Requirements
Using the listing below, select the lines with the word "INDEX" and copy them.

**** Stored data ****

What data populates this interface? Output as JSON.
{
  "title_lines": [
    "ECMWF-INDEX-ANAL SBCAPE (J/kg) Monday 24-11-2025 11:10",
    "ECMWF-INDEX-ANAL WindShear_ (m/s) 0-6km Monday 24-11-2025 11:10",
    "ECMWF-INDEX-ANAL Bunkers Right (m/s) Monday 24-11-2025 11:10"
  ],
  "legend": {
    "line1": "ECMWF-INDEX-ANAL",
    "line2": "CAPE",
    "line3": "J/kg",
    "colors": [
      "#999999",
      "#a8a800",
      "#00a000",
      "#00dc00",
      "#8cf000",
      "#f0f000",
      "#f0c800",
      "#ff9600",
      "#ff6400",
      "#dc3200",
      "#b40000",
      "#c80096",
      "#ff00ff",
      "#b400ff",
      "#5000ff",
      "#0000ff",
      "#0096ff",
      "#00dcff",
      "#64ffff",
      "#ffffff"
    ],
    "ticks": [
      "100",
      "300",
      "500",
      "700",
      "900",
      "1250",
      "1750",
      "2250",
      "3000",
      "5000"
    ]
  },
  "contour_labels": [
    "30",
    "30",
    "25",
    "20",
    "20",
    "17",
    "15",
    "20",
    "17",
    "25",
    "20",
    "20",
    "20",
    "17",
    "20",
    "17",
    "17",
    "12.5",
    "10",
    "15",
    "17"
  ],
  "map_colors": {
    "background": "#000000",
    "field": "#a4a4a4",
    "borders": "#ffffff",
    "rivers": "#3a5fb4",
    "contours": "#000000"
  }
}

****

Completed task
    "ECMWF-INDEX-ANAL SBCAPE (J/kg) Monday 24-11-2025 11:10",
    "ECMWF-INDEX-ANAL WindShear_ (m/s) 0-6km Monday 24-11-2025 11:10",
    "ECMWF-INDEX-ANAL Bunkers Right (m/s) Monday 24-11-2025 11:10"
    "line1": "ECMWF-INDEX-ANAL",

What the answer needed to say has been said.